### SOURCE MATERIAL ###
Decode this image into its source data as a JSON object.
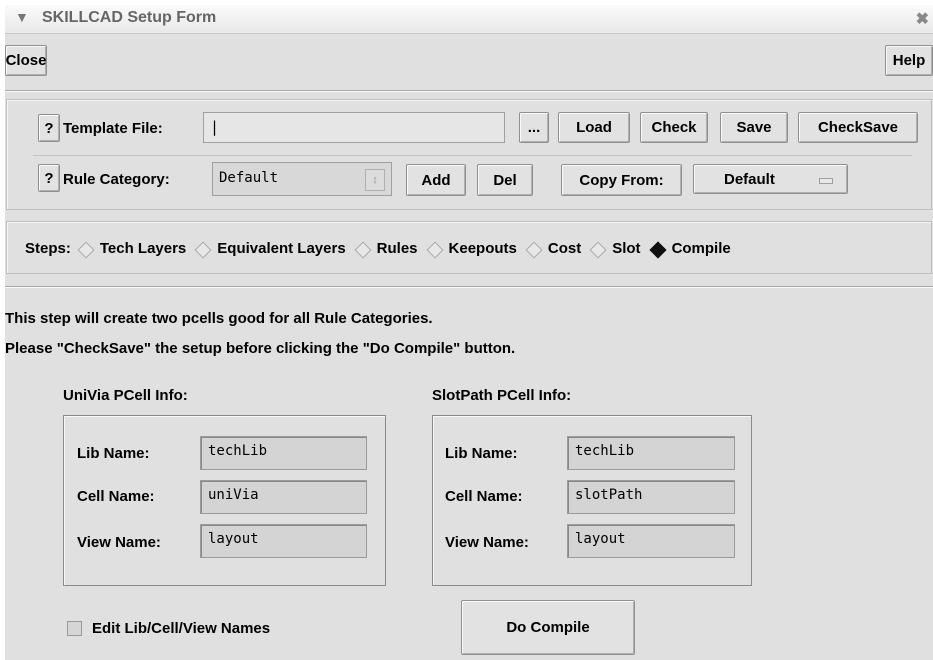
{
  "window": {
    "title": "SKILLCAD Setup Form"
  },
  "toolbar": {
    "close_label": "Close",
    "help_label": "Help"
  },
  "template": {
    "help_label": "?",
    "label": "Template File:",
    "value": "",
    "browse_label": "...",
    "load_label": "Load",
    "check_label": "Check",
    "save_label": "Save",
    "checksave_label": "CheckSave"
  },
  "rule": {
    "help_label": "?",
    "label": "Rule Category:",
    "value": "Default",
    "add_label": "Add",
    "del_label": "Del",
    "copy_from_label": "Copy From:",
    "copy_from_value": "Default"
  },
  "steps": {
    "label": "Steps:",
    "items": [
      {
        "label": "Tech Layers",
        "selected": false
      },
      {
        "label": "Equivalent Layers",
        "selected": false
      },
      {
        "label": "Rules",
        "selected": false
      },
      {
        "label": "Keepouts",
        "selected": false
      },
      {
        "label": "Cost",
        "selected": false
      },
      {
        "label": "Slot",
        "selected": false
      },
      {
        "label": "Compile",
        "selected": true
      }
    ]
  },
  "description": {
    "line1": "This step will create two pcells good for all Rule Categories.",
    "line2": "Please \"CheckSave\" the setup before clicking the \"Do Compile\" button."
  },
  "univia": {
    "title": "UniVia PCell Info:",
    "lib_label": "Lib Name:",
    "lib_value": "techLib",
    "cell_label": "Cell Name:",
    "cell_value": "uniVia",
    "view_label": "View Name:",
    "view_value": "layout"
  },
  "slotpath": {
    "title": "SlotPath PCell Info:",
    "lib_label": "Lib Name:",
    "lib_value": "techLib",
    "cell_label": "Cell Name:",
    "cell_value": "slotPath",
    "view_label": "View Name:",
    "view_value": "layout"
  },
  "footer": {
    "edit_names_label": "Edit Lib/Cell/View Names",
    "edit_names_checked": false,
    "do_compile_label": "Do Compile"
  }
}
###
### SOURCE MATERIAL ###
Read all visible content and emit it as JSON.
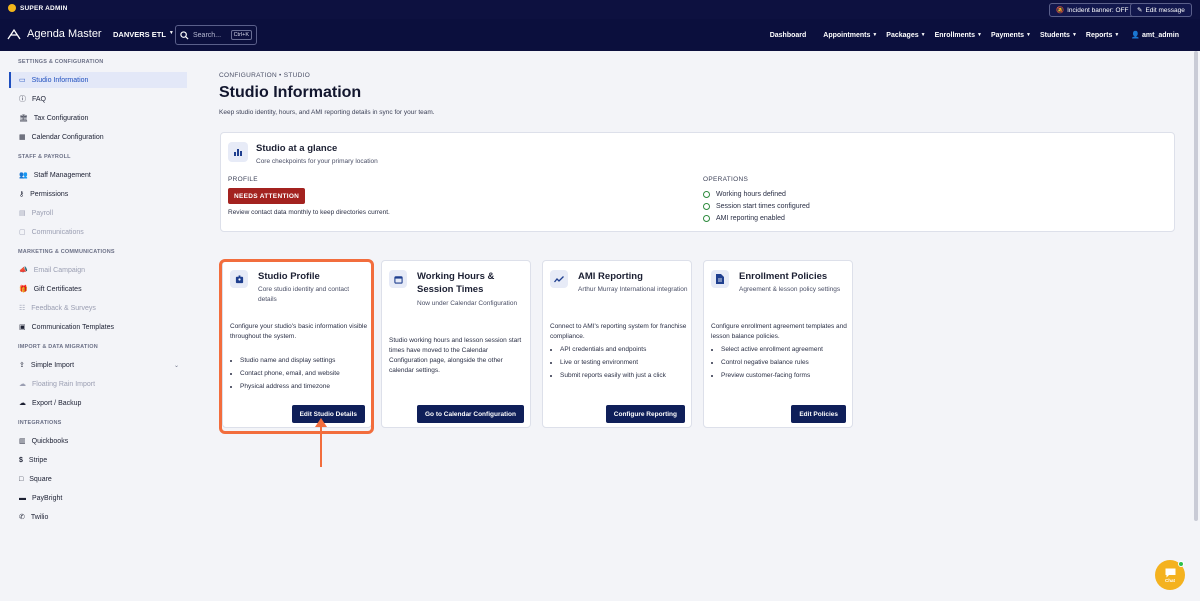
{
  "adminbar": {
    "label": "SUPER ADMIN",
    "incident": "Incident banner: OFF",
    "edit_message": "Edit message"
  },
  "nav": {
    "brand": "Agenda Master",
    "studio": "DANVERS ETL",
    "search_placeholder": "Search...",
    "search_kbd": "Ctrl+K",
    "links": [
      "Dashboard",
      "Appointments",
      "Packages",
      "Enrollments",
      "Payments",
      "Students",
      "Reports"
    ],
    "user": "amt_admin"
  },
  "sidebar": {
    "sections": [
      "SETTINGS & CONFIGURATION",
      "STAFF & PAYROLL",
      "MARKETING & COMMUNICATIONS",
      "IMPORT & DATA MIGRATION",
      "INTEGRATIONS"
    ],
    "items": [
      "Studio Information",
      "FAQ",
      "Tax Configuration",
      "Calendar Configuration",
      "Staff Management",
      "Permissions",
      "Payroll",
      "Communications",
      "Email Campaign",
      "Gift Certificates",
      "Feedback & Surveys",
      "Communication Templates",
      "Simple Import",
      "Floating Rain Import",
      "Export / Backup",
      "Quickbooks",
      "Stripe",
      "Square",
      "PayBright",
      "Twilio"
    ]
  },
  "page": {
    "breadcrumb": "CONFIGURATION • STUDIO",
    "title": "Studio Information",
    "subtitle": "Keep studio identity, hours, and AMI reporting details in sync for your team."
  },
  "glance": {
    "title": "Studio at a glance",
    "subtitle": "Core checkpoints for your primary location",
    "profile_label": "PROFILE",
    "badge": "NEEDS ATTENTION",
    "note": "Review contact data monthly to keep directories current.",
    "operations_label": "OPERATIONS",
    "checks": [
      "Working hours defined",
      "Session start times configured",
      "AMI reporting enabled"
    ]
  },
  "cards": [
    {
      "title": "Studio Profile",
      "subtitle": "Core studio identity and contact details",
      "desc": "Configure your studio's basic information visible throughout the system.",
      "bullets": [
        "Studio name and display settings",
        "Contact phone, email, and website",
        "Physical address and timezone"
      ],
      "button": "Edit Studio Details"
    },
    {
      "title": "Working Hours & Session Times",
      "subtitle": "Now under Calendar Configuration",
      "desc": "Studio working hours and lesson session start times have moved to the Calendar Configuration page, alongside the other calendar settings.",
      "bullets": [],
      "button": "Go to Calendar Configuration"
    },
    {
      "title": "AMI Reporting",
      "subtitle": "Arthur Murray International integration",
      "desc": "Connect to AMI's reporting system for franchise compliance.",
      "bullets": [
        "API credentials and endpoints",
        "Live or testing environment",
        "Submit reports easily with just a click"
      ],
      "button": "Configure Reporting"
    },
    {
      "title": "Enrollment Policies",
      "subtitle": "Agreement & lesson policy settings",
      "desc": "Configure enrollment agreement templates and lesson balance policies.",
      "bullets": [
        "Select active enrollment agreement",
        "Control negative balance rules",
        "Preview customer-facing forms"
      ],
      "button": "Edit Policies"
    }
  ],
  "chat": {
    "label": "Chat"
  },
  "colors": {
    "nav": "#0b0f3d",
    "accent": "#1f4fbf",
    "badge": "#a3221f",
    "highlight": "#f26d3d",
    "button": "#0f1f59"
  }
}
###
### SOURCE MATERIAL ###
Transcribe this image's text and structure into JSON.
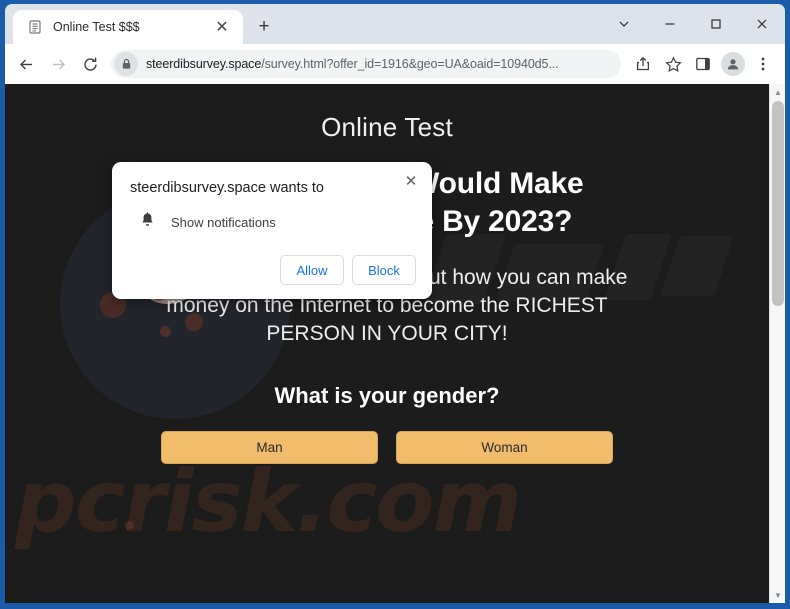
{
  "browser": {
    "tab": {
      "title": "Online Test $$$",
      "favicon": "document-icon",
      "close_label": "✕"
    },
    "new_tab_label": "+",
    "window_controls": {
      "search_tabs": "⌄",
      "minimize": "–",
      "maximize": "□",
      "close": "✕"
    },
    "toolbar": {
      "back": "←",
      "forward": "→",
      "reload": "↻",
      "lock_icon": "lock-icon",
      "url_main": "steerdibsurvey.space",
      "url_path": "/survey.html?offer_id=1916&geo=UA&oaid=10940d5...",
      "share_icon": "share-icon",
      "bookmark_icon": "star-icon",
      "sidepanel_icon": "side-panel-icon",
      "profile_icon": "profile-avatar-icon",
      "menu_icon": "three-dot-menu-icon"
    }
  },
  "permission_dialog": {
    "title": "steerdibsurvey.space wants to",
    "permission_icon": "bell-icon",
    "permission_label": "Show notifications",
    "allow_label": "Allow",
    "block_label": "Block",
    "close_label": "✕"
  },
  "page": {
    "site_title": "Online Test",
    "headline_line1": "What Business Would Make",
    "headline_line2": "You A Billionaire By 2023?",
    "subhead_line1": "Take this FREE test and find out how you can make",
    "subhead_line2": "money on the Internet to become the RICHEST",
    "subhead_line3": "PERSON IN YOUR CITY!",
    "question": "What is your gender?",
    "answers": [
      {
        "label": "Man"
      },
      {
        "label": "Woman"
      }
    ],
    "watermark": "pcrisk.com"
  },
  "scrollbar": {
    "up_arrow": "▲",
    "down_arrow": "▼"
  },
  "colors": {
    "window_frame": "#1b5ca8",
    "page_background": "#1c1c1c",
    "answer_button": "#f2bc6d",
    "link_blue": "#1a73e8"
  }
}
###
## [AIM]
Find the lines above holding the word "image" and show them.

## [ANSWER TO THE TASK]
Decode this image into its source data as a JSON object.
Transcribe this image's text and structure into JSON.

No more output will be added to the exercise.